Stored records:

◇ ◇ ◇ ◇ ◇

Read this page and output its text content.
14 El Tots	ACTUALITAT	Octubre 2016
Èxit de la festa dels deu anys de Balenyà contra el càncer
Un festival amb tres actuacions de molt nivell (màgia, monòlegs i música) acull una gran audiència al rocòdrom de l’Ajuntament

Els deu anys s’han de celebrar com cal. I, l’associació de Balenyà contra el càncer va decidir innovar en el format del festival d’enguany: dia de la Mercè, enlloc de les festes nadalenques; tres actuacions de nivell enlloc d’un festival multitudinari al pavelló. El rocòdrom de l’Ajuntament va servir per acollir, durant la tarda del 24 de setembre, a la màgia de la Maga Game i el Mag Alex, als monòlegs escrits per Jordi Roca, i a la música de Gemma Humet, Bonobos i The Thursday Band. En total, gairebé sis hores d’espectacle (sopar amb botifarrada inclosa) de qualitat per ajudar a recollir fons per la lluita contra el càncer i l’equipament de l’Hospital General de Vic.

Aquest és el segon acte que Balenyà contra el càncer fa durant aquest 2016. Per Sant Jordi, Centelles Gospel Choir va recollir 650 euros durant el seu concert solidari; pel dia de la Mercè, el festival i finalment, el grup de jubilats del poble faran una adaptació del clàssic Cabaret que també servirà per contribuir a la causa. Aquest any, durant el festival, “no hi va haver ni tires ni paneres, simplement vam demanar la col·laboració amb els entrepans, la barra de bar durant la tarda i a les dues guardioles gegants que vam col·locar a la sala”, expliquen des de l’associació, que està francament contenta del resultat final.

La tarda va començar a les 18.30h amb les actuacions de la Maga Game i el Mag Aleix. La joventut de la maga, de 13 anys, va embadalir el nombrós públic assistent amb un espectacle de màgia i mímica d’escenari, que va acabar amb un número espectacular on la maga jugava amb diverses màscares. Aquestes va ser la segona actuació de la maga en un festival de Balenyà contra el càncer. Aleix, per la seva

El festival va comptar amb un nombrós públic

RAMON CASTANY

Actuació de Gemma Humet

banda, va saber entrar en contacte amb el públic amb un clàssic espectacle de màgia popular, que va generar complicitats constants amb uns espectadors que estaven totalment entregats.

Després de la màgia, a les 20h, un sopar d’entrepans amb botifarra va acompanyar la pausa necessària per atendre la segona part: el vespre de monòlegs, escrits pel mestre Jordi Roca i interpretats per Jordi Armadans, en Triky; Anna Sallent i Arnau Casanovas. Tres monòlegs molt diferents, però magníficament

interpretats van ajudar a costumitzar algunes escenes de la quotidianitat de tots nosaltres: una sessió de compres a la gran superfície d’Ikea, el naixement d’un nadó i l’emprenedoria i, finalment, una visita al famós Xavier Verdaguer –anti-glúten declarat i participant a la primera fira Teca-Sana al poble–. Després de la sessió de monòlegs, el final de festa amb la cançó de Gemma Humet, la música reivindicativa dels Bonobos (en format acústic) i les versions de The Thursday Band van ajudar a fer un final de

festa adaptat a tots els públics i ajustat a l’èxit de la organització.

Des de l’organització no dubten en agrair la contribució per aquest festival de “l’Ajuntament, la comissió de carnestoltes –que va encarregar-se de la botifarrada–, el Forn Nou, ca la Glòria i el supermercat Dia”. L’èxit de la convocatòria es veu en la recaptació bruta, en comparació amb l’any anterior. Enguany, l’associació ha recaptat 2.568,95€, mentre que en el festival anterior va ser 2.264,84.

◇ ◇ ◇ ◇ ◇

__Exercise instructions__
Retype every entry above, word for word.

__Answer in full__
Read this page and output its text content.
14 El Tots	ACTUALITAT	Octubre 2016
Èxit de la festa dels deu anys de Balenyà contra el càncer
Un festival amb tres actuacions de molt nivell (màgia, monòlegs i música) acull una gran audiència al rocòdrom de l’Ajuntament

Els deu anys s’han de celebrar com cal. I, l’associació de Balenyà contra el càncer va decidir innovar en el format del festival d’enguany: dia de la Mercè, enlloc de les festes nadalenques; tres actuacions de nivell enlloc d’un festival multitudinari al pavelló. El rocòdrom de l’Ajuntament va servir per acollir, durant la tarda del 24 de setembre, a la màgia de la Maga Game i el Mag Alex, als monòlegs escrits per Jordi Roca, i a la música de Gemma Humet, Bonobos i The Thursday Band. En total, gairebé sis hores d’espectacle (sopar amb botifarrada inclosa) de qualitat per ajudar a recollir fons per la lluita contra el càncer i l’equipament de l’Hospital General de Vic.

Aquest és el segon acte que Balenyà contra el càncer fa durant aquest 2016. Per Sant Jordi, Centelles Gospel Choir va recollir 650 euros durant el seu concert solidari; pel dia de la Mercè, el festival i finalment, el grup de jubilats del poble faran una adaptació del clàssic Cabaret que també servirà per contribuir a la causa. Aquest any, durant el festival, “no hi va haver ni tires ni paneres, simplement vam demanar la col·laboració amb els entrepans, la barra de bar durant la tarda i a les dues guardioles gegants que vam col·locar a la sala”, expliquen des de l’associació, que està francament contenta del resultat final.

La tarda va començar a les 18.30h amb les actuacions de la Maga Game i el Mag Aleix. La joventut de la maga, de 13 anys, va embadalir el nombrós públic assistent amb un espectacle de màgia i mímica d’escenari, que va acabar amb un número espectacular on la maga jugava amb diverses màscares. Aquestes va ser la segona actuació de la maga en un festival de Balenyà contra el càncer. Aleix, per la seva

El festival va comptar amb un nombrós públic

RAMON CASTANY

Actuació de Gemma Humet

banda, va saber entrar en contacte amb el públic amb un clàssic espectacle de màgia popular, que va generar complicitats constants amb uns espectadors que estaven totalment entregats.

Després de la màgia, a les 20h, un sopar d’entrepans amb botifarra va acompanyar la pausa necessària per atendre la segona part: el vespre de monòlegs, escrits pel mestre Jordi Roca i interpretats per Jordi Armadans, en Triky; Anna Sallent i Arnau Casanovas. Tres monòlegs molt diferents, però magníficament

interpretats van ajudar a costumitzar algunes escenes de la quotidianitat de tots nosaltres: una sessió de compres a la gran superfície d’Ikea, el naixement d’un nadó i l’emprenedoria i, finalment, una visita al famós Xavier Verdaguer –anti-glúten declarat i participant a la primera fira Teca-Sana al poble–. Després de la sessió de monòlegs, el final de festa amb la cançó de Gemma Humet, la música reivindicativa dels Bonobos (en format acústic) i les versions de The Thursday Band van ajudar a fer un final de

festa adaptat a tots els públics i ajustat a l’èxit de la organització.

Des de l’organització no dubten en agrair la contribució per aquest festival de “l’Ajuntament, la comissió de carnestoltes –que va encarregar-se de la botifarrada–, el Forn Nou, ca la Glòria i el supermercat Dia”. L’èxit de la convocatòria es veu en la recaptació bruta, en comparació amb l’any anterior. Enguany, l’associació ha recaptat 2.568,95€, mentre que en el festival anterior va ser 2.264,84.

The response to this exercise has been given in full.